=== Instruction ===
Quote, without change, all of the lines that follow.

Records from a dataset:
┌──

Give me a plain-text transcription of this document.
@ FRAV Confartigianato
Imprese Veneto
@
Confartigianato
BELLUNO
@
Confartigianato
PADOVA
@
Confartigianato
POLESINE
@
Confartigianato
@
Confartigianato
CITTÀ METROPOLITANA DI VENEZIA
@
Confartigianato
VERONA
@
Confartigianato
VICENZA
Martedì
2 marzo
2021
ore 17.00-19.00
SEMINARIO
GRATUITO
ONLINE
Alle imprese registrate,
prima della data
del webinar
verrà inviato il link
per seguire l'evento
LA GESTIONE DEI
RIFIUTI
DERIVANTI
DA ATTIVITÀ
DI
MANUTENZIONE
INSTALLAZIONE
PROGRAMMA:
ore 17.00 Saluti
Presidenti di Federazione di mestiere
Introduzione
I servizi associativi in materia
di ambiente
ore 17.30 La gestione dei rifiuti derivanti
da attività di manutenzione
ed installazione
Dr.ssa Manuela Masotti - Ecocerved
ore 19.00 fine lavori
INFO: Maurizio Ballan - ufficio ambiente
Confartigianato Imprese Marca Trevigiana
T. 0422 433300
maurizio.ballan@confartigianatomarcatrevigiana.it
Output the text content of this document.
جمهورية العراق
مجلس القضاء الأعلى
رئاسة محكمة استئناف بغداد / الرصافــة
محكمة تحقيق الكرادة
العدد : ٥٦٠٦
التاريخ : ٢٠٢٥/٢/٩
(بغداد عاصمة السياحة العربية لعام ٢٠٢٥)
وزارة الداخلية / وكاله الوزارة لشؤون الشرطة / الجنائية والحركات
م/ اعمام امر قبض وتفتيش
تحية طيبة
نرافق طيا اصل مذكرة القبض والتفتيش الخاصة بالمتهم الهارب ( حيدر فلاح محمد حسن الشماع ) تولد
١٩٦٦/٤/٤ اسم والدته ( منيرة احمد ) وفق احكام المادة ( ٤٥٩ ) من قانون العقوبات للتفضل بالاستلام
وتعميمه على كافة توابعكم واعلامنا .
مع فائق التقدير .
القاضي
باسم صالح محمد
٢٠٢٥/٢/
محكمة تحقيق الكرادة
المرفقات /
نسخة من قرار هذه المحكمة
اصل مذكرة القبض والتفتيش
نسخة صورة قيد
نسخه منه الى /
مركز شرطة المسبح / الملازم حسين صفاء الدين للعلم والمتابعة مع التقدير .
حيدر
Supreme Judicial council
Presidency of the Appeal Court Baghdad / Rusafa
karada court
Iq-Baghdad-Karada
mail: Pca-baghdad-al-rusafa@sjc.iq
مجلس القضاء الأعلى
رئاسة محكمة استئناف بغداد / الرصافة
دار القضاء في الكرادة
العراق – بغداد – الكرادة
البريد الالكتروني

└──

=== Answer below ===
Give me a plain-text transcription of this document.
@ FRAV Confartigianato
Imprese Veneto
@
Confartigianato
BELLUNO
@
Confartigianato
PADOVA
@
Confartigianato
POLESINE
@
Confartigianato
@
Confartigianato
CITTÀ METROPOLITANA DI VENEZIA
@
Confartigianato
VERONA
@
Confartigianato
VICENZA
Martedì
2 marzo
2021
ore 17.00-19.00
SEMINARIO
GRATUITO
ONLINE
Alle imprese registrate,
prima della data
del webinar
verrà inviato il link
per seguire l'evento
LA GESTIONE DEI
RIFIUTI
DERIVANTI
DA ATTIVITÀ
DI
MANUTENZIONE
INSTALLAZIONE
PROGRAMMA:
ore 17.00 Saluti
Presidenti di Federazione di mestiere
Introduzione
I servizi associativi in materia
di ambiente
ore 17.30 La gestione dei rifiuti derivanti
da attività di manutenzione
ed installazione
Dr.ssa Manuela Masotti - Ecocerved
ore 19.00 fine lavori
INFO: Maurizio Ballan - ufficio ambiente
Confartigianato Imprese Marca Trevigiana
T. 0422 433300
maurizio.ballan@confartigianatomarcatrevigiana.it
Output the text content of this document.
جمهورية العراق
مجلس القضاء الأعلى
رئاسة محكمة استئناف بغداد / الرصافــة
محكمة تحقيق الكرادة
العدد : ٥٦٠٦
التاريخ : ٢٠٢٥/٢/٩
(بغداد عاصمة السياحة العربية لعام ٢٠٢٥)
وزارة الداخلية / وكاله الوزارة لشؤون الشرطة / الجنائية والحركات
م/ اعمام امر قبض وتفتيش
تحية طيبة
نرافق طيا اصل مذكرة القبض والتفتيش الخاصة بالمتهم الهارب ( حيدر فلاح محمد حسن الشماع ) تولد
١٩٦٦/٤/٤ اسم والدته ( منيرة احمد ) وفق احكام المادة ( ٤٥٩ ) من قانون العقوبات للتفضل بالاستلام
وتعميمه على كافة توابعكم واعلامنا .
مع فائق التقدير .
القاضي
باسم صالح محمد
٢٠٢٥/٢/
محكمة تحقيق الكرادة
المرفقات /
نسخة من قرار هذه المحكمة
اصل مذكرة القبض والتفتيش
نسخة صورة قيد
نسخه منه الى /
مركز شرطة المسبح / الملازم حسين صفاء الدين للعلم والمتابعة مع التقدير .
حيدر
Supreme Judicial council
Presidency of the Appeal Court Baghdad / Rusafa
karada court
Iq-Baghdad-Karada
mail: Pca-baghdad-al-rusafa@sjc.iq
مجلس القضاء الأعلى
رئاسة محكمة استئناف بغداد / الرصافة
دار القضاء في الكرادة
العراق – بغداد – الكرادة
البريد الالكتروني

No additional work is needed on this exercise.